**Document excerpt:**
START

After that if there was any patent error a writ petition
lay. [584A]
(d) A suit challenging a departmental proceeding cannot
be treated as an appeal from the findings in those
proceedings or against a punishment inflicted upon the
Government servant even if these were erroneous. A question
which could affect the result in a civil suit has to be of
such a nature that it goes to the root of the jurisdiction
that the conduct of the departmental trial illegally and
vitiates the result. It is only if the departmental
proceeding is null and void that a plaintiff could obtain
the reliefs he had asked for. [584E-F]
Smt. Ujjam Bai v. State of U.P. & Anr. [1963] 1 S.C.R.
778 @ 835, 836, referred to.

END

**Exercise task:** Please carry on the case headnote above on civil suits challenging departmental proceedings, starting right after its final line, "778 @ 835, 836, referred to."

**Data rows:**
START

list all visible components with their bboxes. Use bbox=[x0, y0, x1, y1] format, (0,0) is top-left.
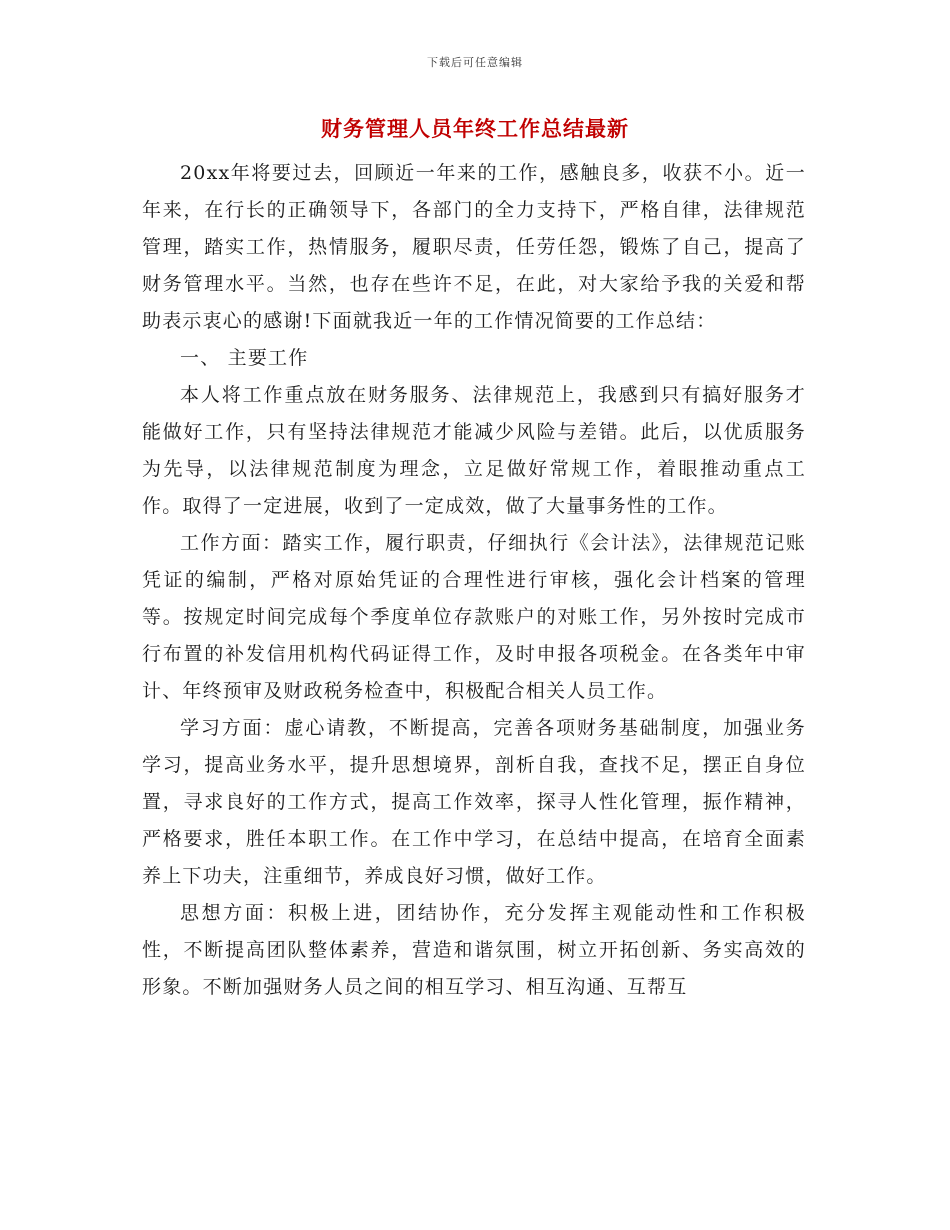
paragraph-study-aspect: 学习方面：虚心请教，不断提高，完善各项财务基础制度，加强业务学习，提高业务水平，提升思想境界，剖析自我，查找不足，摆正自身位置，寻求良好的工作方式，提高工作效率，探寻人性化管理，振作精神，严格要求，胜任本职工作。在工作中学习，在总结中提高，在培育全面素养上下功夫，注重细节，养成良好习惯，做好工作。 bbox=[142, 717, 806, 887]
document-title: 财务管理人员年终工作总结最新 bbox=[321, 116, 629, 141]
paragraph-intro: 20xx年将要过去，回顾近一年来的工作，感触良多，收获不小。近一年来，在行长的正确领导下，各部门的全力支持下，严格自律，法律规范管理，踏实工作，热情服务，履职尽责，任劳任怨，锻炼了自己，提高了财务管理水平。当然，也存在些许不足，在此，对大家给予我的关爱和帮助表示衷心的感谢!下面就我近一年的工作情况简要的工作总结： bbox=[142, 162, 806, 332]
paragraph-thought-aspect: 思想方面：积极上进，团结协作，充分发挥主观能动性和工作积极性，不断提高团队整体素养，营造和谐氛围，树立开拓创新、务实高效的形象。不断加强财务人员之间的相互学习、相互沟通、互帮互 bbox=[142, 902, 806, 998]
paragraph-work-aspect: 工作方面：踏实工作，履行职责，仔细执行《会计法》，法律规范记账凭证的编制，严格对原始凭证的合理性进行审核，强化会计档案的管理等。按规定时间完成每个季度单位存款账户的对账工作，另外按时完成市行布置的补发信用机构代码证得工作，及时申报各项税金。在各类年中审计、年终预审及财政税务检查中，积极配合相关人员工作。 bbox=[142, 532, 806, 702]
paragraph-work-focus: 本人将工作重点放在财务服务、法律规范上，我感到只有搞好服务才能做好工作，只有坚持法律规范才能减少风险与差错。此后，以优质服务为先导，以法律规范制度为理念，立足做好常规工作，着眼推动重点工作。取得了一定进展，收到了一定成效，做了大量事务性的工作。 bbox=[142, 384, 806, 517]
section-heading-main-work: 一、 主要工作 bbox=[180, 347, 309, 369]
document-body bbox=[142, 155, 806, 1006]
header-note: 下载后可任意编辑 bbox=[427, 56, 523, 69]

END

**Result:**
(e) Unless a point could be raised on behalf of an
appellant which is capable of vitiating the departmental
proceedings there could be no declaration that the
departmental proceedings were null and void. [585H]
581
(2) The Civil Procedure Code does not provide a time
limit for the period between the hearing of arguments and
the delivery of a judgment. Nevertheless, an unreasonable
delay between the hearing of arguments and delivery of
judgment, unless explained by exceptional or extraordinary
circumstances, is highly undesirable even when written
arguments were submitted. It is not unlikely that some
points which the litigant considered important might have
escaped notice. But, what is more important is that
litigants must have complete confidence in the results of
litigation. This confidence tends to be shaken if there
excessive delay between hearing of arguments and delivery of
judgments.
JUDGMENT:
CIVIL APPELLATE JURISDICTION: Civil Appeal No. 1155 of
1971.
(Appeal by Special Leave from the Judgment and Order
dated 17-11-1969 of the Allahabad High Court in First Appeal
No. 178/61).
S. C. Manchanda, Sadhu Singh, R. N. Kapoor, Mrs.
Nirmala Gupta, Uzzal Singh and J. M. Khanna for the
appellant.
Gobind Das, P. P. Rao, Girish Chandra and S. P. Nayar
for the respondents.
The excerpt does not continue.